> [BRIEF] Take the listing and print it in full, exactly as given.

---

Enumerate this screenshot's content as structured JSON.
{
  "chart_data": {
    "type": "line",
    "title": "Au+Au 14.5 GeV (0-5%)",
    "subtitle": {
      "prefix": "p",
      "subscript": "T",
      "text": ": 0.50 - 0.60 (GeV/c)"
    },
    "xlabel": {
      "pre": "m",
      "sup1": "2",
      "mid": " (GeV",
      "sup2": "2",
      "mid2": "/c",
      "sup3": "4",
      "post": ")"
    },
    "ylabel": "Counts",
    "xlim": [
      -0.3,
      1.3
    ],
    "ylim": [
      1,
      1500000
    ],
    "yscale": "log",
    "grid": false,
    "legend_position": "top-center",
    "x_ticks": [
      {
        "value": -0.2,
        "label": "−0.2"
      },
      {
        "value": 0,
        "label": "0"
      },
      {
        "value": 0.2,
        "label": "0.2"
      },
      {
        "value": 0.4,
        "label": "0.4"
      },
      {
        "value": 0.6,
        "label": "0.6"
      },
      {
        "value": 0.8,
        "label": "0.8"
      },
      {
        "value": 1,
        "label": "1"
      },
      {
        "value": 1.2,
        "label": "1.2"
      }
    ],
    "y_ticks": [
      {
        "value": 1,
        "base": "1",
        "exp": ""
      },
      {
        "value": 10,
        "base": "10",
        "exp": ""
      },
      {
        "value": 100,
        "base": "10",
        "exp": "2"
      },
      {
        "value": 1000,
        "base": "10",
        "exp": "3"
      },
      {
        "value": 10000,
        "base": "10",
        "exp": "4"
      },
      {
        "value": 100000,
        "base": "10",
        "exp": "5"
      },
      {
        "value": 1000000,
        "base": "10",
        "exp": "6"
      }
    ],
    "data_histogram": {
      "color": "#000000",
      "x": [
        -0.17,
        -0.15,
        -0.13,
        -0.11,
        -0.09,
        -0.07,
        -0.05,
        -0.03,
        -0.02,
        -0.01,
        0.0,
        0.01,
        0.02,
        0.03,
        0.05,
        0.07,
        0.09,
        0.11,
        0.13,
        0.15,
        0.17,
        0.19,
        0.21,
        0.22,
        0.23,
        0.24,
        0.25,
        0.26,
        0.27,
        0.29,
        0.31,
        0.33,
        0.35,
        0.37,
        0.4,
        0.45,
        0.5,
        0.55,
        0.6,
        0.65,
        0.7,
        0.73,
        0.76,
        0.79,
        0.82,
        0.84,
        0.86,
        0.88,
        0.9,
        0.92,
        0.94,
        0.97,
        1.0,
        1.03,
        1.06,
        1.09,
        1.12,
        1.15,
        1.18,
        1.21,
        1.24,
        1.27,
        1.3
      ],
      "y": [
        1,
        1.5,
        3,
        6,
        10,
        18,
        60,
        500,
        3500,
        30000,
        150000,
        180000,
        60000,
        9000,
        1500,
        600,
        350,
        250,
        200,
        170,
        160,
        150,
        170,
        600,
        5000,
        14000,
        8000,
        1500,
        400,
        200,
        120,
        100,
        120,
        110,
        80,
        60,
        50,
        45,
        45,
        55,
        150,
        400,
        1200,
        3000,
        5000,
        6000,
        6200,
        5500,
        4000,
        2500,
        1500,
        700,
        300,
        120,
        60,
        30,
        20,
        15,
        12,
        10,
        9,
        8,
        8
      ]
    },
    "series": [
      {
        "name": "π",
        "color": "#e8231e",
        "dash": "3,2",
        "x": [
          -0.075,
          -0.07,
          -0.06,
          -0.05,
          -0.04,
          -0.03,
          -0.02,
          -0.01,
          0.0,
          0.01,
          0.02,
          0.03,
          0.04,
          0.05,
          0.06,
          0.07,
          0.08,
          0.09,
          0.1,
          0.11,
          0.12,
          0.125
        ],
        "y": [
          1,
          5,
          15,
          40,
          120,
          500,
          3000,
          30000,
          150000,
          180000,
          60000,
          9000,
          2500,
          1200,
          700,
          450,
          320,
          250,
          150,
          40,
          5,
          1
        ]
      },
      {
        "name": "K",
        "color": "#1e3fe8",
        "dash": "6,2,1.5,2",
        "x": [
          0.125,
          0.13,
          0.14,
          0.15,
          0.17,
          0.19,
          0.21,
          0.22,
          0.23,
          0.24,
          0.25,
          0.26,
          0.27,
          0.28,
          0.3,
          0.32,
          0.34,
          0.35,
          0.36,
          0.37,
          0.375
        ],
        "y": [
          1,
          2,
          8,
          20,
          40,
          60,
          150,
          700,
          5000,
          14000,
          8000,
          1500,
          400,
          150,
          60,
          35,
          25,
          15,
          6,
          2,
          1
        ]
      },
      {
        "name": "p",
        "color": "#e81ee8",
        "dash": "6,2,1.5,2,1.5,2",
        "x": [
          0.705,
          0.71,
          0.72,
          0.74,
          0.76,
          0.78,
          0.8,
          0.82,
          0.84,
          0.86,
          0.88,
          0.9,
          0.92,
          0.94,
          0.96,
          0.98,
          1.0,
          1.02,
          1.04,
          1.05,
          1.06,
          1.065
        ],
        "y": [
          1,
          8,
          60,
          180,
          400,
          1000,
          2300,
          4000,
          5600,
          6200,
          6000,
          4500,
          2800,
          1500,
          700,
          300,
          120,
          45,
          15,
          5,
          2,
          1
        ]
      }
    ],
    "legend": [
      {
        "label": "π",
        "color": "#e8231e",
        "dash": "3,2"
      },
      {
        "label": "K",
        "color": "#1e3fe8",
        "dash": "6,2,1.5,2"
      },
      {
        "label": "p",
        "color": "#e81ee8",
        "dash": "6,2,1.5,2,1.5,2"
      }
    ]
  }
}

---

> [EXPECTED ANSWER]
Enumerate this screenshot's content as structured JSON.
{
  "chart_data": {
    "type": "line",
    "title": "Au+Au 14.5 GeV (0-5%)",
    "subtitle": {
      "prefix": "p",
      "subscript": "T",
      "text": ": 0.50 - 0.60 (GeV/c)"
    },
    "xlabel": {
      "pre": "m",
      "sup1": "2",
      "mid": " (GeV",
      "sup2": "2",
      "mid2": "/c",
      "sup3": "4",
      "post": ")"
    },
    "ylabel": "Counts",
    "xlim": [
      -0.3,
      1.3
    ],
    "ylim": [
      1,
      1500000
    ],
    "yscale": "log",
    "grid": false,
    "legend_position": "top-center",
    "x_ticks": [
      {
        "value": -0.2,
        "label": "−0.2"
      },
      {
        "value": 0,
        "label": "0"
      },
      {
        "value": 0.2,
        "label": "0.2"
      },
      {
        "value": 0.4,
        "label": "0.4"
      },
      {
        "value": 0.6,
        "label": "0.6"
      },
      {
        "value": 0.8,
        "label": "0.8"
      },
      {
        "value": 1,
        "label": "1"
      },
      {
        "value": 1.2,
        "label": "1.2"
      }
    ],
    "y_ticks": [
      {
        "value": 1,
        "base": "1",
        "exp": ""
      },
      {
        "value": 10,
        "base": "10",
        "exp": ""
      },
      {
        "value": 100,
        "base": "10",
        "exp": "2"
      },
      {
        "value": 1000,
        "base": "10",
        "exp": "3"
      },
      {
        "value": 10000,
        "base": "10",
        "exp": "4"
      },
      {
        "value": 100000,
        "base": "10",
        "exp": "5"
      },
      {
        "value": 1000000,
        "base": "10",
        "exp": "6"
      }
    ],
    "data_histogram": {
      "color": "#000000",
      "x": [
        -0.17,
        -0.15,
        -0.13,
        -0.11,
        -0.09,
        -0.07,
        -0.05,
        -0.03,
        -0.02,
        -0.01,
        0.0,
        0.01,
        0.02,
        0.03,
        0.05,
        0.07,
        0.09,
        0.11,
        0.13,
        0.15,
        0.17,
        0.19,
        0.21,
        0.22,
        0.23,
        0.24,
        0.25,
        0.26,
        0.27,
        0.29,
        0.31,
        0.33,
        0.35,
        0.37,
        0.4,
        0.45,
        0.5,
        0.55,
        0.6,
        0.65,
        0.7,
        0.73,
        0.76,
        0.79,
        0.82,
        0.84,
        0.86,
        0.88,
        0.9,
        0.92,
        0.94,
        0.97,
        1.0,
        1.03,
        1.06,
        1.09,
        1.12,
        1.15,
        1.18,
        1.21,
        1.24,
        1.27,
        1.3
      ],
      "y": [
        1,
        1.5,
        3,
        6,
        10,
        18,
        60,
        500,
        3500,
        30000,
        150000,
        180000,
        60000,
        9000,
        1500,
        600,
        350,
        250,
        200,
        170,
        160,
        150,
        170,
        600,
        5000,
        14000,
        8000,
        1500,
        400,
        200,
        120,
        100,
        120,
        110,
        80,
        60,
        50,
        45,
        45,
        55,
        150,
        400,
        1200,
        3000,
        5000,
        6000,
        6200,
        5500,
        4000,
        2500,
        1500,
        700,
        300,
        120,
        60,
        30,
        20,
        15,
        12,
        10,
        9,
        8,
        8
      ]
    },
    "series": [
      {
        "name": "π",
        "color": "#e8231e",
        "dash": "3,2",
        "x": [
          -0.075,
          -0.07,
          -0.06,
          -0.05,
          -0.04,
          -0.03,
          -0.02,
          -0.01,
          0.0,
          0.01,
          0.02,
          0.03,
          0.04,
          0.05,
          0.06,
          0.07,
          0.08,
          0.09,
          0.1,
          0.11,
          0.12,
          0.125
        ],
        "y": [
          1,
          5,
          15,
          40,
          120,
          500,
          3000,
          30000,
          150000,
          180000,
          60000,
          9000,
          2500,
          1200,
          700,
          450,
          320,
          250,
          150,
          40,
          5,
          1
        ]
      },
      {
        "name": "K",
        "color": "#1e3fe8",
        "dash": "6,2,1.5,2",
        "x": [
          0.125,
          0.13,
          0.14,
          0.15,
          0.17,
          0.19,
          0.21,
          0.22,
          0.23,
          0.24,
          0.25,
          0.26,
          0.27,
          0.28,
          0.3,
          0.32,
          0.34,
          0.35,
          0.36,
          0.37,
          0.375
        ],
        "y": [
          1,
          2,
          8,
          20,
          40,
          60,
          150,
          700,
          5000,
          14000,
          8000,
          1500,
          400,
          150,
          60,
          35,
          25,
          15,
          6,
          2,
          1
        ]
      },
      {
        "name": "p",
        "color": "#e81ee8",
        "dash": "6,2,1.5,2,1.5,2",
        "x": [
          0.705,
          0.71,
          0.72,
          0.74,
          0.76,
          0.78,
          0.8,
          0.82,
          0.84,
          0.86,
          0.88,
          0.9,
          0.92,
          0.94,
          0.96,
          0.98,
          1.0,
          1.02,
          1.04,
          1.05,
          1.06,
          1.065
        ],
        "y": [
          1,
          8,
          60,
          180,
          400,
          1000,
          2300,
          4000,
          5600,
          6200,
          6000,
          4500,
          2800,
          1500,
          700,
          300,
          120,
          45,
          15,
          5,
          2,
          1
        ]
      }
    ],
    "legend": [
      {
        "label": "π",
        "color": "#e8231e",
        "dash": "3,2"
      },
      {
        "label": "K",
        "color": "#1e3fe8",
        "dash": "6,2,1.5,2"
      },
      {
        "label": "p",
        "color": "#e81ee8",
        "dash": "6,2,1.5,2,1.5,2"
      }
    ]
  }
}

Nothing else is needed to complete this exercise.